**What the task requires:** Reproduce the listing below exactly, minus its pictures.

**Dataset content:**
++++++++++

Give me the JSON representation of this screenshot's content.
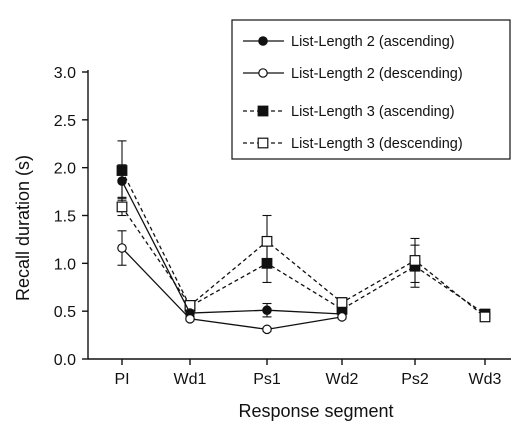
{
  "chart_data": {
    "type": "line",
    "title": "",
    "xlabel": "Response segment",
    "ylabel": "Recall duration (s)",
    "categories": [
      "PI",
      "Wd1",
      "Ps1",
      "Wd2",
      "Ps2",
      "Wd3"
    ],
    "ylim": [
      0.0,
      3.0
    ],
    "yticks": [
      "0.0",
      "0.5",
      "1.0",
      "1.5",
      "2.0",
      "2.5",
      "3.0"
    ],
    "grid": false,
    "legend_position": "top-right",
    "series": [
      {
        "name": "List-Length 2 (ascending)",
        "line": "solid",
        "marker": "circle-filled",
        "values": [
          1.86,
          0.48,
          0.51,
          0.47,
          null,
          null
        ],
        "error": [
          0.17,
          0.03,
          0.07,
          0.03,
          null,
          null
        ]
      },
      {
        "name": "List-Length 2 (descending)",
        "line": "solid",
        "marker": "circle-open",
        "values": [
          1.16,
          0.42,
          0.31,
          0.44,
          null,
          null
        ],
        "error": [
          0.18,
          0.02,
          0.02,
          0.02,
          null,
          null
        ]
      },
      {
        "name": "List-Length 3 (ascending)",
        "line": "dashed",
        "marker": "square-filled",
        "values": [
          1.97,
          0.55,
          1.0,
          0.52,
          0.97,
          0.47
        ],
        "error": [
          0.31,
          0.05,
          0.2,
          0.05,
          0.22,
          0.02
        ]
      },
      {
        "name": "List-Length 3 (descending)",
        "line": "dashed",
        "marker": "square-open",
        "values": [
          1.59,
          0.56,
          1.23,
          0.59,
          1.03,
          0.44
        ],
        "error": [
          0.09,
          0.05,
          0.27,
          0.05,
          0.23,
          0.02
        ]
      }
    ]
  }
}
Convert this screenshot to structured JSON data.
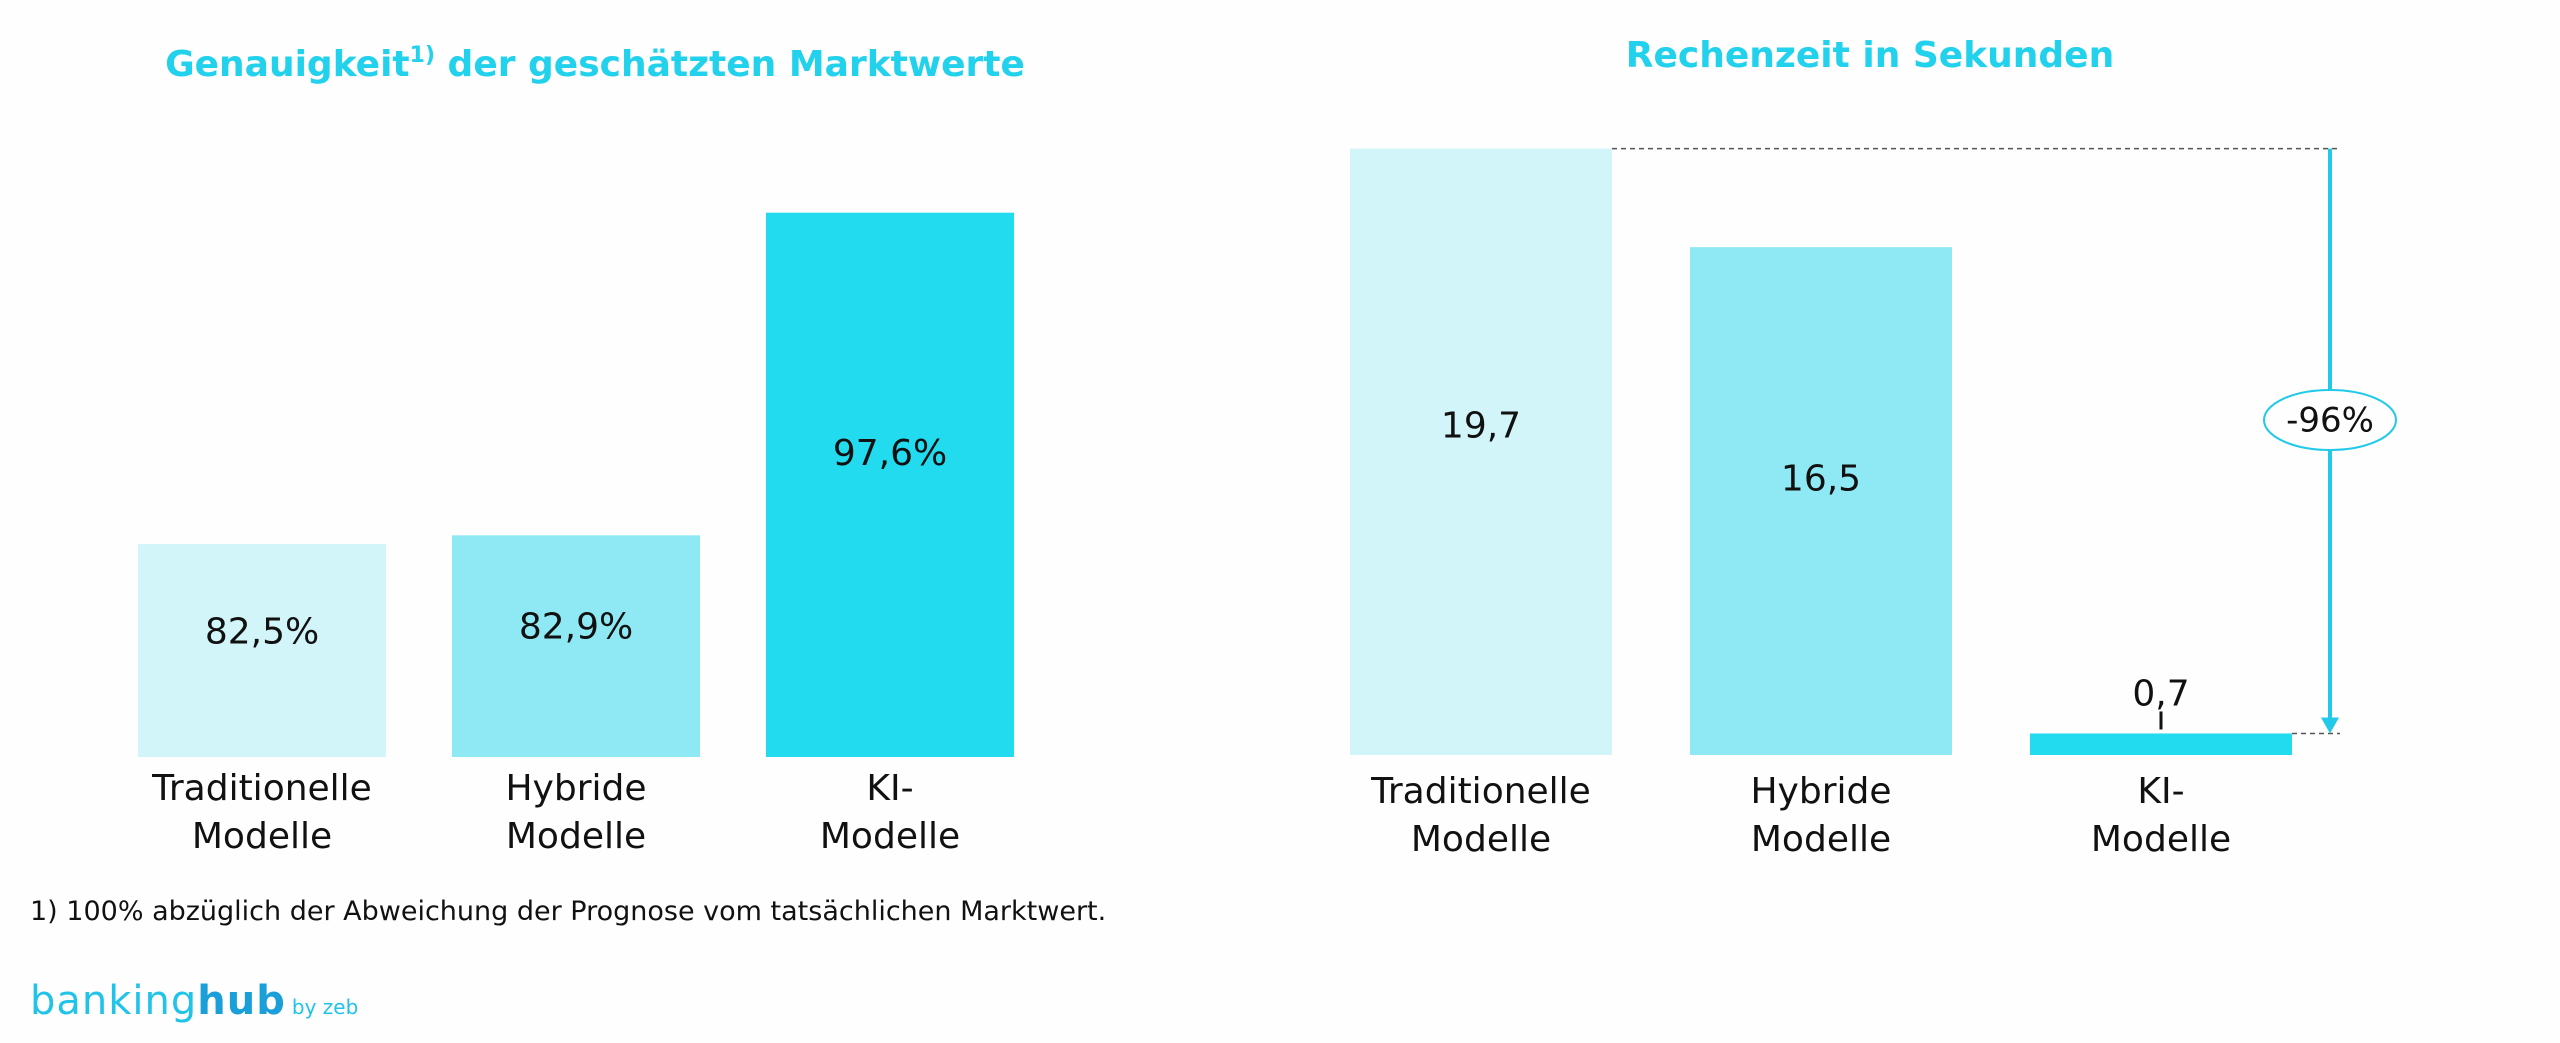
{
  "chart_data": [
    {
      "type": "bar",
      "title": "Genauigkeit",
      "title_superscript": "1)",
      "title_rest": " der geschätzten Marktwerte",
      "categories": [
        [
          "Traditionelle",
          "Modelle"
        ],
        [
          "Hybride",
          "Modelle"
        ],
        [
          "KI-",
          "Modelle"
        ]
      ],
      "values": [
        82.5,
        82.9,
        97.6
      ],
      "value_labels": [
        "82,5%",
        "82,9%",
        "97,6%"
      ],
      "colors": [
        "#d2f5fa",
        "#8fe9f4",
        "#22dbef"
      ],
      "ylim": [
        72.8,
        100
      ]
    },
    {
      "type": "bar",
      "title": "Rechenzeit in Sekunden",
      "categories": [
        [
          "Traditionelle",
          "Modelle"
        ],
        [
          "Hybride",
          "Modelle"
        ],
        [
          "KI-",
          "Modelle"
        ]
      ],
      "values": [
        19.7,
        16.5,
        0.7
      ],
      "value_labels": [
        "19,7",
        "16,5",
        "0,7"
      ],
      "colors": [
        "#d2f5fa",
        "#8fe9f4",
        "#22dbef"
      ],
      "ylim": [
        0,
        20.5
      ],
      "annotation": "-96%"
    }
  ],
  "footnote": "1) 100% abzüglich der Abweichung der Prognose vom tatsächlichen Marktwert.",
  "logo": {
    "part1": "banking",
    "part2": "hub",
    "suffix": "by zeb"
  },
  "colors": {
    "accent": "#22d1ec",
    "arrow": "#22c9e8"
  }
}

++++++++++

**Full answer:**
Give me the JSON representation of this screenshot's content.
{
  "chart_data": {
    "type": "line",
    "title": "",
    "xlabel": "Response segment",
    "ylabel": "Recall duration (s)",
    "categories": [
      "PI",
      "Wd1",
      "Ps1",
      "Wd2",
      "Ps2",
      "Wd3"
    ],
    "ylim": [
      0.0,
      3.0
    ],
    "yticks": [
      "0.0",
      "0.5",
      "1.0",
      "1.5",
      "2.0",
      "2.5",
      "3.0"
    ],
    "grid": false,
    "legend_position": "top-right",
    "series": [
      {
        "name": "List-Length 2 (ascending)",
        "line": "solid",
        "marker": "circle-filled",
        "values": [
          1.86,
          0.48,
          0.51,
          0.47,
          null,
          null
        ],
        "error": [
          0.17,
          0.03,
          0.07,
          0.03,
          null,
          null
        ]
      },
      {
        "name": "List-Length 2 (descending)",
        "line": "solid",
        "marker": "circle-open",
        "values": [
          1.16,
          0.42,
          0.31,
          0.44,
          null,
          null
        ],
        "error": [
          0.18,
          0.02,
          0.02,
          0.02,
          null,
          null
        ]
      },
      {
        "name": "List-Length 3 (ascending)",
        "line": "dashed",
        "marker": "square-filled",
        "values": [
          1.97,
          0.55,
          1.0,
          0.52,
          0.97,
          0.47
        ],
        "error": [
          0.31,
          0.05,
          0.2,
          0.05,
          0.22,
          0.02
        ]
      },
      {
        "name": "List-Length 3 (descending)",
        "line": "dashed",
        "marker": "square-open",
        "values": [
          1.59,
          0.56,
          1.23,
          0.59,
          1.03,
          0.44
        ],
        "error": [
          0.09,
          0.05,
          0.27,
          0.05,
          0.23,
          0.02
        ]
      }
    ]
  }
}
Convert this screenshot to structured JSON data.
{
  "chart_data": [
    {
      "type": "bar",
      "title": "Genauigkeit",
      "title_superscript": "1)",
      "title_rest": " der geschätzten Marktwerte",
      "categories": [
        [
          "Traditionelle",
          "Modelle"
        ],
        [
          "Hybride",
          "Modelle"
        ],
        [
          "KI-",
          "Modelle"
        ]
      ],
      "values": [
        82.5,
        82.9,
        97.6
      ],
      "value_labels": [
        "82,5%",
        "82,9%",
        "97,6%"
      ],
      "colors": [
        "#d2f5fa",
        "#8fe9f4",
        "#22dbef"
      ],
      "ylim": [
        72.8,
        100
      ]
    },
    {
      "type": "bar",
      "title": "Rechenzeit in Sekunden",
      "categories": [
        [
          "Traditionelle",
          "Modelle"
        ],
        [
          "Hybride",
          "Modelle"
        ],
        [
          "KI-",
          "Modelle"
        ]
      ],
      "values": [
        19.7,
        16.5,
        0.7
      ],
      "value_labels": [
        "19,7",
        "16,5",
        "0,7"
      ],
      "colors": [
        "#d2f5fa",
        "#8fe9f4",
        "#22dbef"
      ],
      "ylim": [
        0,
        20.5
      ],
      "annotation": "-96%"
    }
  ],
  "footnote": "1) 100% abzüglich der Abweichung der Prognose vom tatsächlichen Marktwert.",
  "logo": {
    "part1": "banking",
    "part2": "hub",
    "suffix": "by zeb"
  },
  "colors": {
    "accent": "#22d1ec",
    "arrow": "#22c9e8"
  }
}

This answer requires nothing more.